INPUT —

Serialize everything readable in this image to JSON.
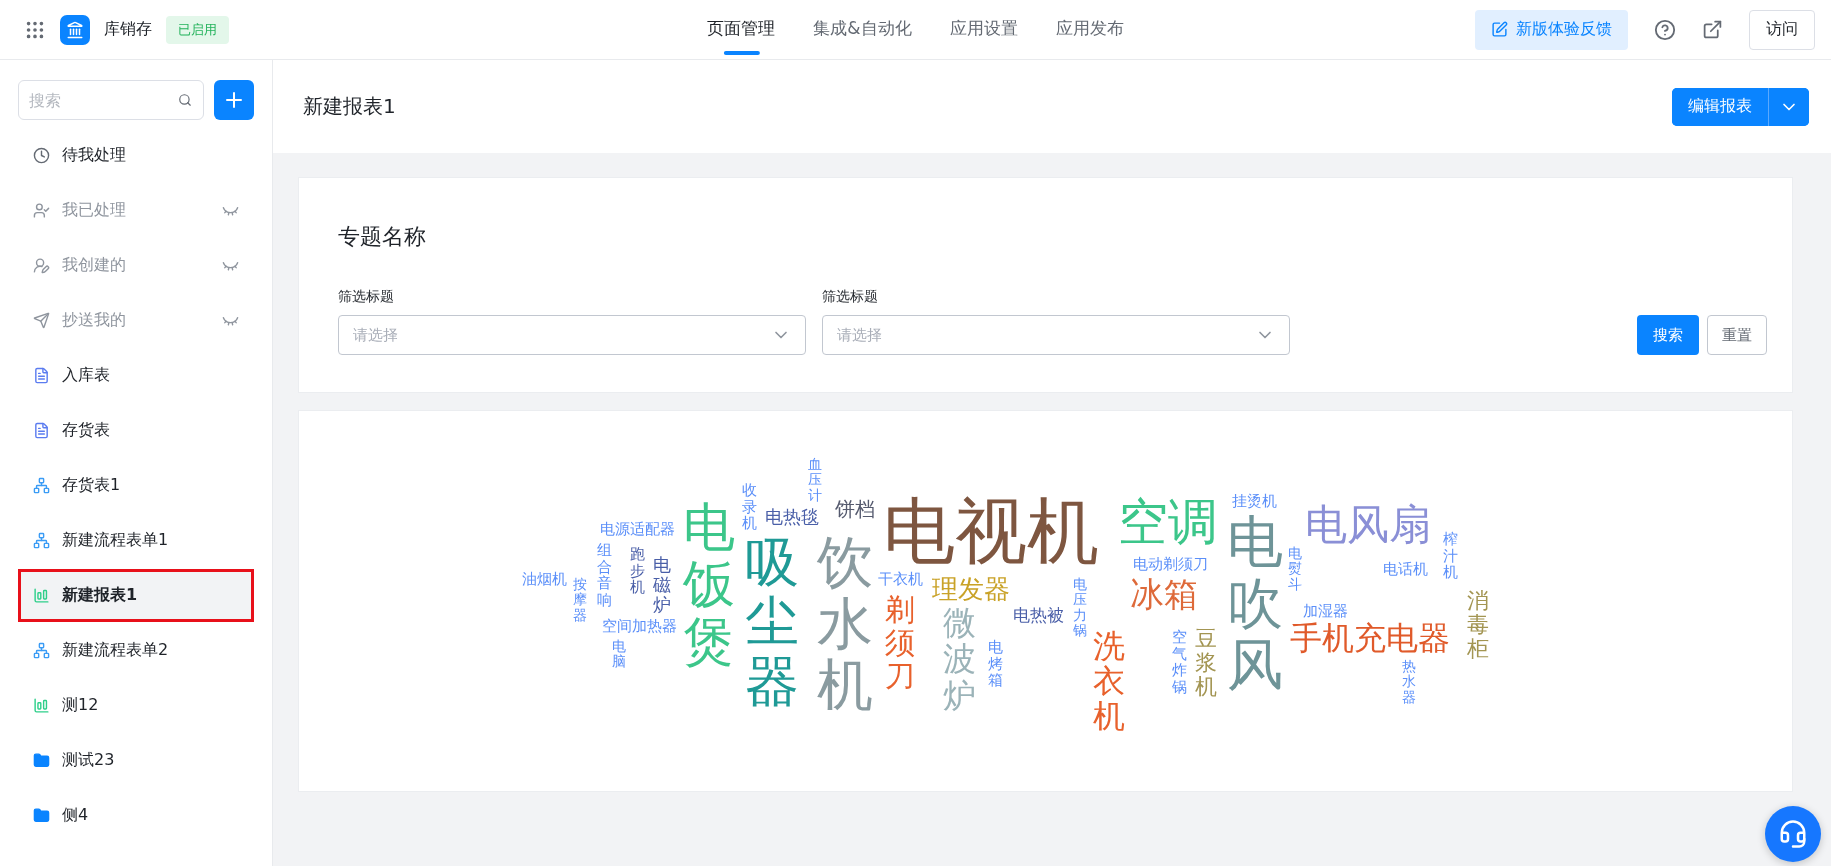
{
  "header": {
    "app_name": "库销存",
    "status_badge": "已启用",
    "tabs": [
      {
        "label": "页面管理",
        "selected": true
      },
      {
        "label": "集成&自动化",
        "selected": false
      },
      {
        "label": "应用设置",
        "selected": false
      },
      {
        "label": "应用发布",
        "selected": false
      }
    ],
    "feedback_button": "新版体验反馈",
    "visit_button": "访问"
  },
  "sidebar": {
    "search": {
      "placeholder": "搜索"
    },
    "items": [
      {
        "label": "待我处理",
        "kind": "clock",
        "hidden": false,
        "selected": false
      },
      {
        "label": "我已处理",
        "kind": "user-check",
        "hidden": true,
        "selected": false
      },
      {
        "label": "我创建的",
        "kind": "user-out",
        "hidden": true,
        "selected": false
      },
      {
        "label": "抄送我的",
        "kind": "send",
        "hidden": true,
        "selected": false
      },
      {
        "label": "入库表",
        "kind": "form",
        "hidden": false,
        "selected": false
      },
      {
        "label": "存货表",
        "kind": "form",
        "hidden": false,
        "selected": false
      },
      {
        "label": "存货表1",
        "kind": "flow",
        "hidden": false,
        "selected": false
      },
      {
        "label": "新建流程表单1",
        "kind": "flow",
        "hidden": false,
        "selected": false
      },
      {
        "label": "新建报表1",
        "kind": "report",
        "hidden": false,
        "selected": true
      },
      {
        "label": "新建流程表单2",
        "kind": "flow",
        "hidden": false,
        "selected": false
      },
      {
        "label": "测12",
        "kind": "report",
        "hidden": false,
        "selected": false
      },
      {
        "label": "测试23",
        "kind": "folder",
        "hidden": false,
        "selected": false
      },
      {
        "label": "侧4",
        "kind": "folder",
        "hidden": false,
        "selected": false
      }
    ]
  },
  "page": {
    "title": "新建报表1",
    "edit_button": "编辑报表"
  },
  "filter_card": {
    "title": "专题名称",
    "filters": [
      {
        "label": "筛选标题",
        "placeholder": "请选择"
      },
      {
        "label": "筛选标题",
        "placeholder": "请选择"
      }
    ],
    "search_button": "搜索",
    "reset_button": "重置"
  },
  "word_cloud": {
    "words": [
      {
        "text": "油烟机",
        "color": "#5b8ff9",
        "kind": "horizontal"
      },
      {
        "text": "按摩器",
        "color": "#5b8ff9",
        "kind": "vertical"
      },
      {
        "text": "电源适配器",
        "color": "#5b8ff9",
        "kind": "horizontal"
      },
      {
        "text": "组合音响",
        "color": "#5b8ff9",
        "kind": "vertical"
      },
      {
        "text": "跑步机",
        "color": "#4a5fa8",
        "kind": "vertical"
      },
      {
        "text": "电磁炉",
        "color": "#4a5fa8",
        "kind": "vertical"
      },
      {
        "text": "空间加热器",
        "color": "#5b8ff9",
        "kind": "horizontal"
      },
      {
        "text": "电脑",
        "color": "#5b8ff9",
        "kind": "vertical"
      },
      {
        "text": "电饭煲",
        "color": "#3cc68a",
        "kind": "vertical"
      },
      {
        "text": "收录机",
        "color": "#5b8ff9",
        "kind": "vertical"
      },
      {
        "text": "电热毯",
        "color": "#4a5fa8",
        "kind": "horizontal"
      },
      {
        "text": "吸尘器",
        "color": "#1f9a96",
        "kind": "vertical"
      },
      {
        "text": "血压计",
        "color": "#5b8ff9",
        "kind": "vertical"
      },
      {
        "text": "饼档",
        "color": "#555a6e",
        "kind": "horizontal"
      },
      {
        "text": "饮水机",
        "color": "#8a9ba0",
        "kind": "vertical"
      },
      {
        "text": "电视机",
        "color": "#7e5640",
        "kind": "horizontal"
      },
      {
        "text": "干衣机",
        "color": "#5b8ff9",
        "kind": "horizontal"
      },
      {
        "text": "剃须刀",
        "color": "#e8612c",
        "kind": "vertical"
      },
      {
        "text": "理发器",
        "color": "#c9a227",
        "kind": "horizontal"
      },
      {
        "text": "微波炉",
        "color": "#9bb3b8",
        "kind": "vertical"
      },
      {
        "text": "电烤箱",
        "color": "#5b8ff9",
        "kind": "vertical"
      },
      {
        "text": "电热被",
        "color": "#4a5fa8",
        "kind": "horizontal"
      },
      {
        "text": "电压力锅",
        "color": "#5b8ff9",
        "kind": "vertical"
      },
      {
        "text": "空调",
        "color": "#3cc68a",
        "kind": "horizontal"
      },
      {
        "text": "洗衣机",
        "color": "#e8612c",
        "kind": "vertical"
      },
      {
        "text": "电动剃须刀",
        "color": "#5b8ff9",
        "kind": "horizontal"
      },
      {
        "text": "冰箱",
        "color": "#de6a3a",
        "kind": "horizontal"
      },
      {
        "text": "空气炸锅",
        "color": "#5b8ff9",
        "kind": "vertical"
      },
      {
        "text": "豆浆机",
        "color": "#a39552",
        "kind": "vertical"
      },
      {
        "text": "挂烫机",
        "color": "#5b8ff9",
        "kind": "horizontal"
      },
      {
        "text": "电吹风",
        "color": "#6e9498",
        "kind": "vertical"
      },
      {
        "text": "电熨斗",
        "color": "#5b8ff9",
        "kind": "vertical"
      },
      {
        "text": "电风扇",
        "color": "#8a8fd6",
        "kind": "horizontal"
      },
      {
        "text": "加湿器",
        "color": "#5b8ff9",
        "kind": "horizontal"
      },
      {
        "text": "电话机",
        "color": "#5b8ff9",
        "kind": "horizontal"
      },
      {
        "text": "榨汁机",
        "color": "#5b8ff9",
        "kind": "vertical"
      },
      {
        "text": "手机充电器",
        "color": "#e05a2a",
        "kind": "horizontal"
      },
      {
        "text": "热水器",
        "color": "#5b8ff9",
        "kind": "vertical"
      },
      {
        "text": "消毒柜",
        "color": "#a39552",
        "kind": "vertical"
      }
    ]
  }
}
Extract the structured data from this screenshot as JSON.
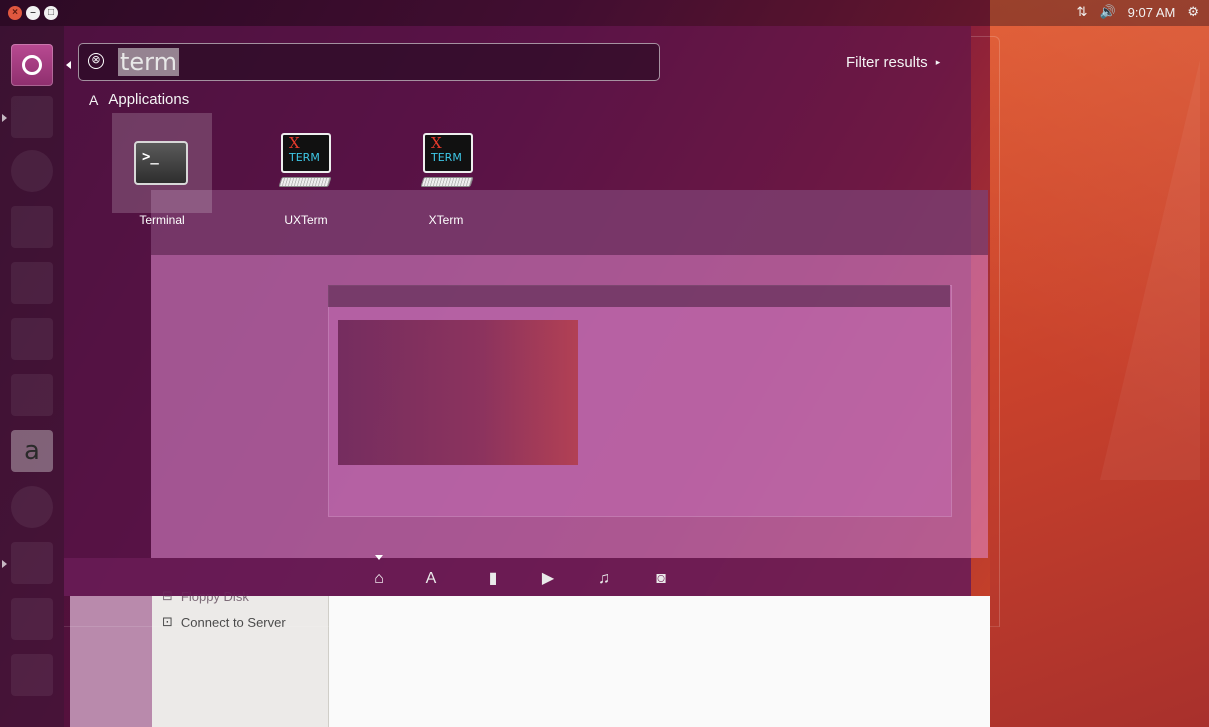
{
  "window_controls": {
    "close": "×",
    "minimize": "–",
    "maximize": "□"
  },
  "panel": {
    "network_icon": "network-arrows-icon",
    "volume_icon": "volume-icon",
    "time": "9:07 AM",
    "power_icon": "power-gear-icon",
    "glyphs": {
      "network": "⇅",
      "volume": "🔊",
      "power": "⚙"
    }
  },
  "launcher": {
    "items": [
      "ubuntu-dash",
      "files",
      "firefox",
      "writer",
      "calc",
      "impress",
      "software-center",
      "amazon",
      "system-settings",
      "screenshot",
      "terminal",
      "floppy"
    ],
    "amazon_glyph": "a"
  },
  "dash": {
    "search": {
      "value": "term",
      "clear_glyph": "⊗"
    },
    "filter_label": "Filter results",
    "filter_arrow": "▸",
    "category": {
      "label": "Applications",
      "glyph": "A"
    },
    "apps": [
      {
        "label": "Terminal",
        "prompt": ">_"
      },
      {
        "label": "UXTerm",
        "x": "X",
        "term": "TERM"
      },
      {
        "label": "XTerm",
        "x": "X",
        "term": "TERM"
      }
    ],
    "lenses": [
      {
        "name": "home",
        "glyph": "⌂"
      },
      {
        "name": "applications",
        "glyph": "A"
      },
      {
        "name": "files",
        "glyph": "▮"
      },
      {
        "name": "video",
        "glyph": "▶"
      },
      {
        "name": "music",
        "glyph": "♫"
      },
      {
        "name": "photos",
        "glyph": "◙"
      }
    ]
  },
  "background_window": {
    "sidebar_items": [
      {
        "label": "Floppy Disk",
        "glyph": "⊟"
      },
      {
        "label": "Connect to Server",
        "glyph": "⊡"
      }
    ]
  },
  "colors": {
    "accent": "#8e2f6e",
    "close": "#e0583f",
    "dash_bg": "#5a144b"
  }
}
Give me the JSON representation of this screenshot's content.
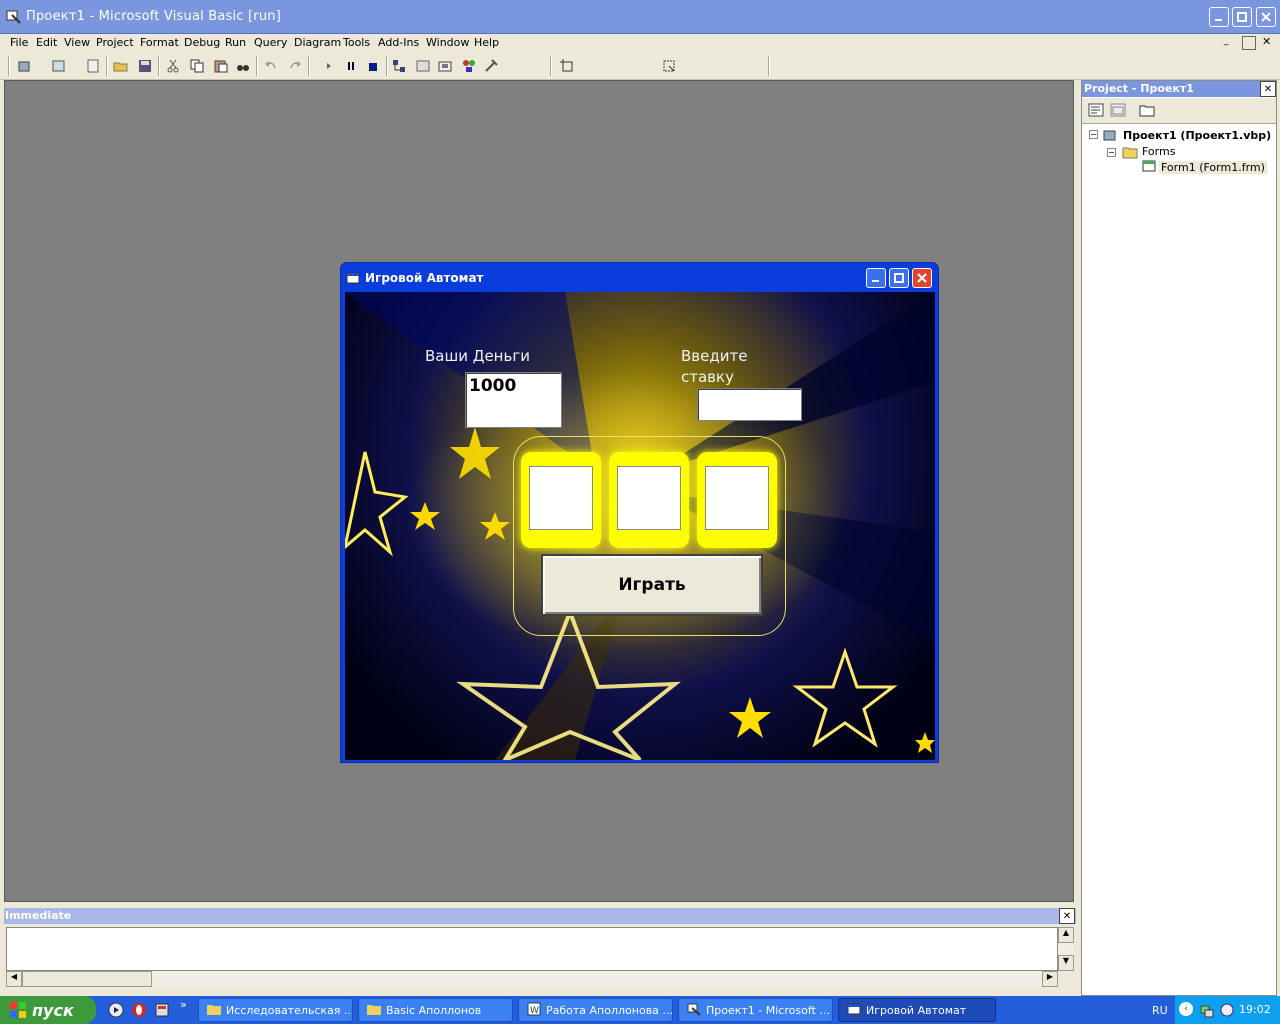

SHORT PROBLEM — Repeat the data exactly in full, omitting its pictures.

SOLUTION TO THE EXERCISE —
Serialize everything readable in this image to JSON.
{
  "header": {
    "app_name": "库销存",
    "status_badge": "已启用",
    "tabs": [
      {
        "label": "页面管理",
        "selected": true
      },
      {
        "label": "集成&自动化",
        "selected": false
      },
      {
        "label": "应用设置",
        "selected": false
      },
      {
        "label": "应用发布",
        "selected": false
      }
    ],
    "feedback_button": "新版体验反馈",
    "visit_button": "访问"
  },
  "sidebar": {
    "search": {
      "placeholder": "搜索"
    },
    "items": [
      {
        "label": "待我处理",
        "kind": "clock",
        "hidden": false,
        "selected": false
      },
      {
        "label": "我已处理",
        "kind": "user-check",
        "hidden": true,
        "selected": false
      },
      {
        "label": "我创建的",
        "kind": "user-out",
        "hidden": true,
        "selected": false
      },
      {
        "label": "抄送我的",
        "kind": "send",
        "hidden": true,
        "selected": false
      },
      {
        "label": "入库表",
        "kind": "form",
        "hidden": false,
        "selected": false
      },
      {
        "label": "存货表",
        "kind": "form",
        "hidden": false,
        "selected": false
      },
      {
        "label": "存货表1",
        "kind": "flow",
        "hidden": false,
        "selected": false
      },
      {
        "label": "新建流程表单1",
        "kind": "flow",
        "hidden": false,
        "selected": false
      },
      {
        "label": "新建报表1",
        "kind": "report",
        "hidden": false,
        "selected": true
      },
      {
        "label": "新建流程表单2",
        "kind": "flow",
        "hidden": false,
        "selected": false
      },
      {
        "label": "测12",
        "kind": "report",
        "hidden": false,
        "selected": false
      },
      {
        "label": "测试23",
        "kind": "folder",
        "hidden": false,
        "selected": false
      },
      {
        "label": "侧4",
        "kind": "folder",
        "hidden": false,
        "selected": false
      }
    ]
  },
  "page": {
    "title": "新建报表1",
    "edit_button": "编辑报表"
  },
  "filter_card": {
    "title": "专题名称",
    "filters": [
      {
        "label": "筛选标题",
        "placeholder": "请选择"
      },
      {
        "label": "筛选标题",
        "placeholder": "请选择"
      }
    ],
    "search_button": "搜索",
    "reset_button": "重置"
  },
  "word_cloud": {
    "words": [
      {
        "text": "油烟机",
        "color": "#5b8ff9",
        "kind": "horizontal"
      },
      {
        "text": "按摩器",
        "color": "#5b8ff9",
        "kind": "vertical"
      },
      {
        "text": "电源适配器",
        "color": "#5b8ff9",
        "kind": "horizontal"
      },
      {
        "text": "组合音响",
        "color": "#5b8ff9",
        "kind": "vertical"
      },
      {
        "text": "跑步机",
        "color": "#4a5fa8",
        "kind": "vertical"
      },
      {
        "text": "电磁炉",
        "color": "#4a5fa8",
        "kind": "vertical"
      },
      {
        "text": "空间加热器",
        "color": "#5b8ff9",
        "kind": "horizontal"
      },
      {
        "text": "电脑",
        "color": "#5b8ff9",
        "kind": "vertical"
      },
      {
        "text": "电饭煲",
        "color": "#3cc68a",
        "kind": "vertical"
      },
      {
        "text": "收录机",
        "color": "#5b8ff9",
        "kind": "vertical"
      },
      {
        "text": "电热毯",
        "color": "#4a5fa8",
        "kind": "horizontal"
      },
      {
        "text": "吸尘器",
        "color": "#1f9a96",
        "kind": "vertical"
      },
      {
        "text": "血压计",
        "color": "#5b8ff9",
        "kind": "vertical"
      },
      {
        "text": "饼档",
        "color": "#555a6e",
        "kind": "horizontal"
      },
      {
        "text": "饮水机",
        "color": "#8a9ba0",
        "kind": "vertical"
      },
      {
        "text": "电视机",
        "color": "#7e5640",
        "kind": "horizontal"
      },
      {
        "text": "干衣机",
        "color": "#5b8ff9",
        "kind": "horizontal"
      },
      {
        "text": "剃须刀",
        "color": "#e8612c",
        "kind": "vertical"
      },
      {
        "text": "理发器",
        "color": "#c9a227",
        "kind": "horizontal"
      },
      {
        "text": "微波炉",
        "color": "#9bb3b8",
        "kind": "vertical"
      },
      {
        "text": "电烤箱",
        "color": "#5b8ff9",
        "kind": "vertical"
      },
      {
        "text": "电热被",
        "color": "#4a5fa8",
        "kind": "horizontal"
      },
      {
        "text": "电压力锅",
        "color": "#5b8ff9",
        "kind": "vertical"
      },
      {
        "text": "空调",
        "color": "#3cc68a",
        "kind": "horizontal"
      },
      {
        "text": "洗衣机",
        "color": "#e8612c",
        "kind": "vertical"
      },
      {
        "text": "电动剃须刀",
        "color": "#5b8ff9",
        "kind": "horizontal"
      },
      {
        "text": "冰箱",
        "color": "#de6a3a",
        "kind": "horizontal"
      },
      {
        "text": "空气炸锅",
        "color": "#5b8ff9",
        "kind": "vertical"
      },
      {
        "text": "豆浆机",
        "color": "#a39552",
        "kind": "vertical"
      },
      {
        "text": "挂烫机",
        "color": "#5b8ff9",
        "kind": "horizontal"
      },
      {
        "text": "电吹风",
        "color": "#6e9498",
        "kind": "vertical"
      },
      {
        "text": "电熨斗",
        "color": "#5b8ff9",
        "kind": "vertical"
      },
      {
        "text": "电风扇",
        "color": "#8a8fd6",
        "kind": "horizontal"
      },
      {
        "text": "加湿器",
        "color": "#5b8ff9",
        "kind": "horizontal"
      },
      {
        "text": "电话机",
        "color": "#5b8ff9",
        "kind": "horizontal"
      },
      {
        "text": "榨汁机",
        "color": "#5b8ff9",
        "kind": "vertical"
      },
      {
        "text": "手机充电器",
        "color": "#e05a2a",
        "kind": "horizontal"
      },
      {
        "text": "热水器",
        "color": "#5b8ff9",
        "kind": "vertical"
      },
      {
        "text": "消毒柜",
        "color": "#a39552",
        "kind": "vertical"
      }
    ]
  }
}
Extract the structured data from this screenshot as JSON.
{
  "window_controls": {
    "close": "×",
    "minimize": "–",
    "maximize": "□"
  },
  "panel": {
    "network_icon": "network-arrows-icon",
    "volume_icon": "volume-icon",
    "time": "9:07 AM",
    "power_icon": "power-gear-icon",
    "glyphs": {
      "network": "⇅",
      "volume": "🔊",
      "power": "⚙"
    }
  },
  "launcher": {
    "items": [
      "ubuntu-dash",
      "files",
      "firefox",
      "writer",
      "calc",
      "impress",
      "software-center",
      "amazon",
      "system-settings",
      "screenshot",
      "terminal",
      "floppy"
    ],
    "amazon_glyph": "a"
  },
  "dash": {
    "search": {
      "value": "term",
      "clear_glyph": "⊗"
    },
    "filter_label": "Filter results",
    "filter_arrow": "▸",
    "category": {
      "label": "Applications",
      "glyph": "A"
    },
    "apps": [
      {
        "label": "Terminal",
        "prompt": ">_"
      },
      {
        "label": "UXTerm",
        "x": "X",
        "term": "TERM"
      },
      {
        "label": "XTerm",
        "x": "X",
        "term": "TERM"
      }
    ],
    "lenses": [
      {
        "name": "home",
        "glyph": "⌂"
      },
      {
        "name": "applications",
        "glyph": "A"
      },
      {
        "name": "files",
        "glyph": "▮"
      },
      {
        "name": "video",
        "glyph": "▶"
      },
      {
        "name": "music",
        "glyph": "♫"
      },
      {
        "name": "photos",
        "glyph": "◙"
      }
    ]
  },
  "background_window": {
    "sidebar_items": [
      {
        "label": "Floppy Disk",
        "glyph": "⊟"
      },
      {
        "label": "Connect to Server",
        "glyph": "⊡"
      }
    ]
  },
  "colors": {
    "accent": "#8e2f6e",
    "close": "#e0583f",
    "dash_bg": "#5a144b"
  }
}
Give me the JSON representation of this screenshot's content.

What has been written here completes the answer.